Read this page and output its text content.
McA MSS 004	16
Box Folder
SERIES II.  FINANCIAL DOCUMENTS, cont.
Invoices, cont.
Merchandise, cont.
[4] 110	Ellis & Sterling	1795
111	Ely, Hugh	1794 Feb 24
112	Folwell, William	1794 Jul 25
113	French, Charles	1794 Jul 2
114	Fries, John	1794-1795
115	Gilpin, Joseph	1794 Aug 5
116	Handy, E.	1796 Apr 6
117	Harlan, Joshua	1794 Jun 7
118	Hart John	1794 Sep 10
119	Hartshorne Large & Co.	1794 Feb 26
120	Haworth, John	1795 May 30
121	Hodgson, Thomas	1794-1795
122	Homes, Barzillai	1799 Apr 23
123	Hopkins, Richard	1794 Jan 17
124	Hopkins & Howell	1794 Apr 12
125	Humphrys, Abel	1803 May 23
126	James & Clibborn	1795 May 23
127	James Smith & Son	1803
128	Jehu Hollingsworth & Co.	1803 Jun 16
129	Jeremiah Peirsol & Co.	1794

—————

THE EXERCISE: Type the material above out again, exactly.

RESPONSE TO THE EXERCISE:
Read this page and output its text content.
McA MSS 004	16
Box Folder
SERIES II.  FINANCIAL DOCUMENTS, cont.
Invoices, cont.
Merchandise, cont.
[4] 110	Ellis & Sterling	1795
111	Ely, Hugh	1794 Feb 24
112	Folwell, William	1794 Jul 25
113	French, Charles	1794 Jul 2
114	Fries, John	1794-1795
115	Gilpin, Joseph	1794 Aug 5
116	Handy, E.	1796 Apr 6
117	Harlan, Joshua	1794 Jun 7
118	Hart John	1794 Sep 10
119	Hartshorne Large & Co.	1794 Feb 26
120	Haworth, John	1795 May 30
121	Hodgson, Thomas	1794-1795
122	Homes, Barzillai	1799 Apr 23
123	Hopkins, Richard	1794 Jan 17
124	Hopkins & Howell	1794 Apr 12
125	Humphrys, Abel	1803 May 23
126	James & Clibborn	1795 May 23
127	James Smith & Son	1803
128	Jehu Hollingsworth & Co.	1803 Jun 16
129	Jeremiah Peirsol & Co.	1794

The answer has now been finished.